### Stored records

——————————

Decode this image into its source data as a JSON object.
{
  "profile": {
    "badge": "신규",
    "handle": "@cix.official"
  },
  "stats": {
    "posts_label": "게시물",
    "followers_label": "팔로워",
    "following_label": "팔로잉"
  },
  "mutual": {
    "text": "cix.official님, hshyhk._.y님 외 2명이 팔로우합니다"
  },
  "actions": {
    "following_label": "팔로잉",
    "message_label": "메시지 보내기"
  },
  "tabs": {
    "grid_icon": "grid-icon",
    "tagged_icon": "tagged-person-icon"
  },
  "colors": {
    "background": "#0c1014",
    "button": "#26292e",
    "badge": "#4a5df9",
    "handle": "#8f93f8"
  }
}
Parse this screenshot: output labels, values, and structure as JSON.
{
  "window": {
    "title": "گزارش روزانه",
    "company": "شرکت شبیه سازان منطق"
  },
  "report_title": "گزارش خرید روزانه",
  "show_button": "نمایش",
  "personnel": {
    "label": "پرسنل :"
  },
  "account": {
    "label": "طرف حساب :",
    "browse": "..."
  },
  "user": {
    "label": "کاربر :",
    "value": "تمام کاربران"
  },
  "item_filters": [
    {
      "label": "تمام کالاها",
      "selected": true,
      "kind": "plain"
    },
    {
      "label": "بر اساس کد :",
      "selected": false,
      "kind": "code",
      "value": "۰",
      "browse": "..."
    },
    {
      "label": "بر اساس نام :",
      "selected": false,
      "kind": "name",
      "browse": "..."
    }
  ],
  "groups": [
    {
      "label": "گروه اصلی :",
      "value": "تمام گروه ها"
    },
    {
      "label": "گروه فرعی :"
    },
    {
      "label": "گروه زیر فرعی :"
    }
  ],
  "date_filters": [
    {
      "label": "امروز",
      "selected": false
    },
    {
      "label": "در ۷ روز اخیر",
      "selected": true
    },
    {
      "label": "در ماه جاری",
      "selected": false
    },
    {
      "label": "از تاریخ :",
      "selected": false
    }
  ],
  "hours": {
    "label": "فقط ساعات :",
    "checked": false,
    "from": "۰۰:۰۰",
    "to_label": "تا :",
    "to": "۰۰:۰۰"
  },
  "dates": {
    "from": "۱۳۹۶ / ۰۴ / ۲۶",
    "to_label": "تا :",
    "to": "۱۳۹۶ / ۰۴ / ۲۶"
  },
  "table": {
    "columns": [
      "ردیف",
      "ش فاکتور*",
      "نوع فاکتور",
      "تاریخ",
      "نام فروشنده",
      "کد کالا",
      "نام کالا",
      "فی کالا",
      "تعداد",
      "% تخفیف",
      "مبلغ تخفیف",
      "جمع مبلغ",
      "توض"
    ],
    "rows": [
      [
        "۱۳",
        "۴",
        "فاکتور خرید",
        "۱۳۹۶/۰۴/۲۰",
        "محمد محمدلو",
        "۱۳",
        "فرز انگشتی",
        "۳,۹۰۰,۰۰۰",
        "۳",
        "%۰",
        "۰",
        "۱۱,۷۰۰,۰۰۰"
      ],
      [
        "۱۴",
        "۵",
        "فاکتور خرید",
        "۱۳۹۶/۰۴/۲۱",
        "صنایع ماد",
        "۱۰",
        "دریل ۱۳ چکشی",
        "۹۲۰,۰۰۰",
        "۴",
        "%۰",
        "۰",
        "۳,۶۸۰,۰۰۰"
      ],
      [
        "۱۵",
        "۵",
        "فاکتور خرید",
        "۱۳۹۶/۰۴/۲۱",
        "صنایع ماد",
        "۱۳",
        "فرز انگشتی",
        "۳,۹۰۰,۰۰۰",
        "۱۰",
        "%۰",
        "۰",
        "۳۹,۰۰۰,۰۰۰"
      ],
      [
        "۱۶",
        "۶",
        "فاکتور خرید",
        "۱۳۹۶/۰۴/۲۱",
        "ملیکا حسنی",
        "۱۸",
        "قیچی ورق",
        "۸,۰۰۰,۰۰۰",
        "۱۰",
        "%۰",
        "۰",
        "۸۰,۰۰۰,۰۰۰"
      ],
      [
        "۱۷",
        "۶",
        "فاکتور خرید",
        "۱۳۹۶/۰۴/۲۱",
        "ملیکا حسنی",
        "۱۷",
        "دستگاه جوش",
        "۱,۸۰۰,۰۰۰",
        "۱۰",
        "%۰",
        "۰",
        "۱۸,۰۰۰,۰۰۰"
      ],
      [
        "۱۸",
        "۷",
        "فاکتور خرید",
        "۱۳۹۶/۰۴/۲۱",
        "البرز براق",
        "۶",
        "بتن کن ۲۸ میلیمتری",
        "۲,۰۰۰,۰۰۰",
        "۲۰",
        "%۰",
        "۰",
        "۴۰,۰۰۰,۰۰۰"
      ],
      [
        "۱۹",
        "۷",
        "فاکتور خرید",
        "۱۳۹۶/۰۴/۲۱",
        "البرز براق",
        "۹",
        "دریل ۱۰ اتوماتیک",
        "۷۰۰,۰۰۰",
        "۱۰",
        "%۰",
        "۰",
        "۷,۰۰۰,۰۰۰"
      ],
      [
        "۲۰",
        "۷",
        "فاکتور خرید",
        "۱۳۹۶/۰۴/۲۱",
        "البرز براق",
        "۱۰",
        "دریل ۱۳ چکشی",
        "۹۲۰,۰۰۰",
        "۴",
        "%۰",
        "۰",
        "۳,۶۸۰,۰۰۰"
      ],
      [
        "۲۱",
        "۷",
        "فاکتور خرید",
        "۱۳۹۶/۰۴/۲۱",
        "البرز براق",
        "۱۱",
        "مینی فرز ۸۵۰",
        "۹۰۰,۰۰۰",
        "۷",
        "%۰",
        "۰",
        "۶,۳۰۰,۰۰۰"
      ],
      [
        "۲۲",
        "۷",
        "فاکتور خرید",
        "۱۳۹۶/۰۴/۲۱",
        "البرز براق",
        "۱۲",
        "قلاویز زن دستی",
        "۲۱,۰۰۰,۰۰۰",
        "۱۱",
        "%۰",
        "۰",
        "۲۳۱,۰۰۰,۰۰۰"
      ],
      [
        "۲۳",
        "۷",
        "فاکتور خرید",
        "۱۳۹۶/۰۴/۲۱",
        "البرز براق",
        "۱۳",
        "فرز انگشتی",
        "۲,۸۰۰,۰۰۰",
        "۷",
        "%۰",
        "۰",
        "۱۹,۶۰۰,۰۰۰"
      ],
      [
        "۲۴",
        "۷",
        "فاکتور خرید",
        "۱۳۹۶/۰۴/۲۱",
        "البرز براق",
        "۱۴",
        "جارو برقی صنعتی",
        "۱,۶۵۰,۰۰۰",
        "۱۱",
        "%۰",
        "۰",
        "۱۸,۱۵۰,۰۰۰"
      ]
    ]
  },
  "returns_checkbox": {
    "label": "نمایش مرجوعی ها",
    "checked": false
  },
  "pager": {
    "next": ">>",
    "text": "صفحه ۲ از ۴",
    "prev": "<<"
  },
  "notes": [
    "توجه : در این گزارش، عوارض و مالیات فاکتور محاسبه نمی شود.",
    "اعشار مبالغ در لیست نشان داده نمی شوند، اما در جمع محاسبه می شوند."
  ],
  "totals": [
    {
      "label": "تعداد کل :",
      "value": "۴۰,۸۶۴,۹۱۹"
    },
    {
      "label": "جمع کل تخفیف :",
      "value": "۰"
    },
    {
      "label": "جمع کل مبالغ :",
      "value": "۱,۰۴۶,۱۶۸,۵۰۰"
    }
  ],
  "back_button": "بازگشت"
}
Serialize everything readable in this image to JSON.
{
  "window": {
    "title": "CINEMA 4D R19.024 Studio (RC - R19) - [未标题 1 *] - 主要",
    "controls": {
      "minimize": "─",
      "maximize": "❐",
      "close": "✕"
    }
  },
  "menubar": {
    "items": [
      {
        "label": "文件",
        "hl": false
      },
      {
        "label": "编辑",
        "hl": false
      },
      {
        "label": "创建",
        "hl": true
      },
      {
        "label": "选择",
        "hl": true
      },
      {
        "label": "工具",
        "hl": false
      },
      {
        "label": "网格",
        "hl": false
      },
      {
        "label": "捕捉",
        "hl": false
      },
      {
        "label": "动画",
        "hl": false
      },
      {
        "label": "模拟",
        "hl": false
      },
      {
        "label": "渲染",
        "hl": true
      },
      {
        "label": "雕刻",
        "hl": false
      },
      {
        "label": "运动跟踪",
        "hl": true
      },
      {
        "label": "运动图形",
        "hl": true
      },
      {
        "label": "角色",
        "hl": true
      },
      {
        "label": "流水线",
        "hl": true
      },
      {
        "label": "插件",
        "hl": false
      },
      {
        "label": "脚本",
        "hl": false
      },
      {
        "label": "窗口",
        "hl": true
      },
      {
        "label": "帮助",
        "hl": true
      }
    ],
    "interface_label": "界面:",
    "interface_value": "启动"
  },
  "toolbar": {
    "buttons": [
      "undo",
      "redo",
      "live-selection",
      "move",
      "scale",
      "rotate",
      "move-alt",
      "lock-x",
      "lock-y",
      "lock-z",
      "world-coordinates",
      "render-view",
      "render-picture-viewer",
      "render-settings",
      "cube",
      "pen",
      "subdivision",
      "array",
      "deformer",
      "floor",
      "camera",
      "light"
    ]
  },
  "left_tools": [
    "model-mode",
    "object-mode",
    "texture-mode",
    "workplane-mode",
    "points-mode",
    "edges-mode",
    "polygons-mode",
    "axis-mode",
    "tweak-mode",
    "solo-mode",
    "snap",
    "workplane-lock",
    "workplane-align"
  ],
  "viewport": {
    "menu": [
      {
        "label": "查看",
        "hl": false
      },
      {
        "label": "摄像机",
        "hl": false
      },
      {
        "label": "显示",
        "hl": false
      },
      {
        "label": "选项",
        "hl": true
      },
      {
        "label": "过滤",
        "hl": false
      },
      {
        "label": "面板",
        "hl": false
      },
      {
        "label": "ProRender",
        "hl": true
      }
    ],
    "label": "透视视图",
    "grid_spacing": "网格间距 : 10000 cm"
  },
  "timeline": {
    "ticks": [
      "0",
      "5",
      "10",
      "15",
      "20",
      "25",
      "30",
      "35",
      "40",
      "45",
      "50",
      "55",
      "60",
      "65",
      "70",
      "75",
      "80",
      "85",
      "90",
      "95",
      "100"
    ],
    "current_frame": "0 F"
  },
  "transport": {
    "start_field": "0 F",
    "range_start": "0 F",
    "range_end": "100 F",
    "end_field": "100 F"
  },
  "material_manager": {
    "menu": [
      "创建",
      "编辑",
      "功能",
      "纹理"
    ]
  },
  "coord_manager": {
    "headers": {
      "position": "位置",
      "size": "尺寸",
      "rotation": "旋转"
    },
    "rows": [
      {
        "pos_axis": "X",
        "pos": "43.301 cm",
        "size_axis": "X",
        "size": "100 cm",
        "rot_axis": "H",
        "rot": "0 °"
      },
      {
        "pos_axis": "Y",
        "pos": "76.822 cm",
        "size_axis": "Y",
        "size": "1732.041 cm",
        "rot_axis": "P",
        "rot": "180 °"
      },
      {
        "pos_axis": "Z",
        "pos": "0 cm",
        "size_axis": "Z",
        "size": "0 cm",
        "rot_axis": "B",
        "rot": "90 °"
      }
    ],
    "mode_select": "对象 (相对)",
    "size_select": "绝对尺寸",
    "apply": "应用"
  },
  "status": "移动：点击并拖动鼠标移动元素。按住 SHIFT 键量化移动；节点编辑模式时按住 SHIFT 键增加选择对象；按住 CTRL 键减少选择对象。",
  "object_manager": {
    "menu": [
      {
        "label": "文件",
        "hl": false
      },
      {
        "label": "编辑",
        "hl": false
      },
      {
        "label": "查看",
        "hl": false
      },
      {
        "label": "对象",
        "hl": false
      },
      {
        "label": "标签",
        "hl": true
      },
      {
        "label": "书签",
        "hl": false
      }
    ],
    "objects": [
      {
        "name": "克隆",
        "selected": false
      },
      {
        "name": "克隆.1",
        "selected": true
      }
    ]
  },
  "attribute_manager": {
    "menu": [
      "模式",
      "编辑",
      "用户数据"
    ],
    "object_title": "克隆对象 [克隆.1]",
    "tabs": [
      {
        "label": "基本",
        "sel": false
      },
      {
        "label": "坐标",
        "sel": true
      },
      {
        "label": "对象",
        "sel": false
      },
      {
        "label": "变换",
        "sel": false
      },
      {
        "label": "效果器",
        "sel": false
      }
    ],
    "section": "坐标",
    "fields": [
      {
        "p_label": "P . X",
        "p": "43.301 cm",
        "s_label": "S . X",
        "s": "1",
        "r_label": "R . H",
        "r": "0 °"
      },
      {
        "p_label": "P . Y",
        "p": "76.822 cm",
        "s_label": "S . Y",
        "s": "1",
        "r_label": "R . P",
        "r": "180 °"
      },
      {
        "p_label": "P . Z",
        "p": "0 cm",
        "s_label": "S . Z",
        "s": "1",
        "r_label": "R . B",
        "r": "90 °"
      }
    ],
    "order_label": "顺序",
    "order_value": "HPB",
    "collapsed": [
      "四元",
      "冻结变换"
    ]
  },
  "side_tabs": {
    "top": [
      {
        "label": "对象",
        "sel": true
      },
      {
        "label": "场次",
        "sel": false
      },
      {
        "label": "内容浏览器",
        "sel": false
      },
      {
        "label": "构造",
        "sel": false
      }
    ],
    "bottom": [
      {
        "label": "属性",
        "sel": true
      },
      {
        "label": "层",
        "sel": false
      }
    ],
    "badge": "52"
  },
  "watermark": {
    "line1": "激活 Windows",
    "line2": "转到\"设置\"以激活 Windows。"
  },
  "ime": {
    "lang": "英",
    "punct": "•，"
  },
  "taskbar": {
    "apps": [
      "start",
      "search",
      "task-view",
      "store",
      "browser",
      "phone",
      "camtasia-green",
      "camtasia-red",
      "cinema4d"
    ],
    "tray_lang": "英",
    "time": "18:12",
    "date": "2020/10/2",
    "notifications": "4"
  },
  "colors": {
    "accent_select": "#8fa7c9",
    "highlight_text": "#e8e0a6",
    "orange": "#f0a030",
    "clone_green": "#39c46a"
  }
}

——————————

Among the entries above, identify all lines with "روزانه" and copy them.

### Answer to this problem
    "title": "گزارش روزانه",
  "report_title": "گزارش خرید روزانه",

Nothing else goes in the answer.